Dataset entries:
※ ※ ※

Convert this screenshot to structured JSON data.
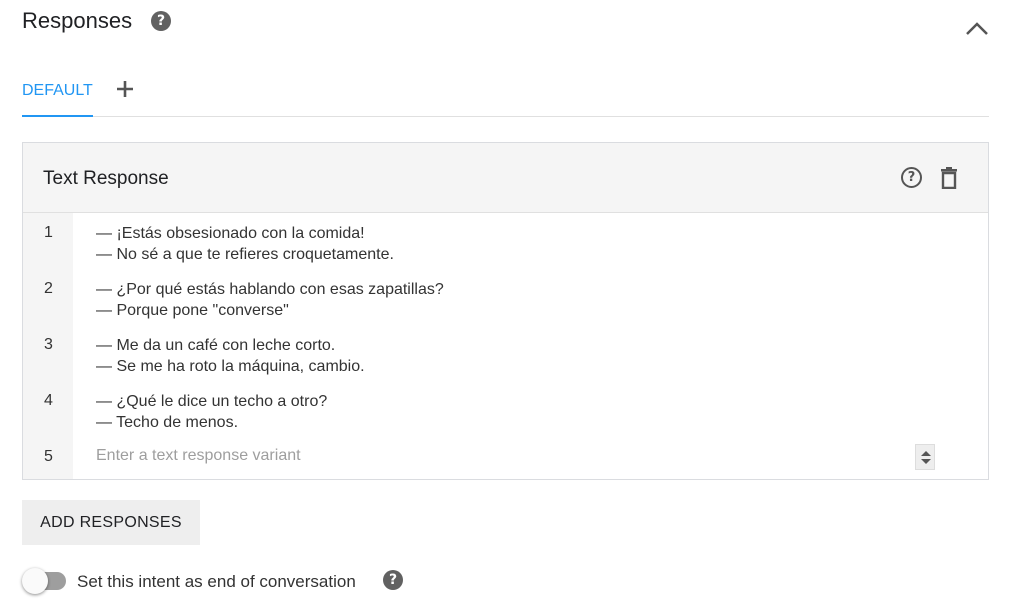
{
  "header": {
    "title": "Responses",
    "help_icon": "help-icon",
    "collapse_icon": "chevron-up-icon"
  },
  "tabs": {
    "default_label": "DEFAULT",
    "add_icon": "plus-icon"
  },
  "card": {
    "title": "Text Response",
    "help_icon": "help-outline-icon",
    "delete_icon": "trash-icon",
    "rows": [
      {
        "num": "1",
        "lines": [
          "— ¡Estás obsesionado con la comida!",
          "— No sé a que te refieres croquetamente."
        ]
      },
      {
        "num": "2",
        "lines": [
          "— ¿Por qué estás hablando con esas zapatillas?",
          "— Porque pone \"converse\""
        ]
      },
      {
        "num": "3",
        "lines": [
          "— Me da un café con leche corto.",
          "— Se me ha roto la máquina, cambio."
        ]
      },
      {
        "num": "4",
        "lines": [
          "— ¿Qué le dice un techo a otro?",
          "— Techo de menos."
        ]
      }
    ],
    "new_row": {
      "num": "5",
      "placeholder": "Enter a text response variant"
    }
  },
  "add_button": "ADD RESPONSES",
  "end_conversation": {
    "label": "Set this intent as end of conversation",
    "enabled": false
  },
  "colors": {
    "accent": "#2196f3",
    "icon": "#616161"
  }
}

※ ※ ※

To be done: Determine how many lines above contain "icon" as a word or string. Give the number alone.

Output of the task: 6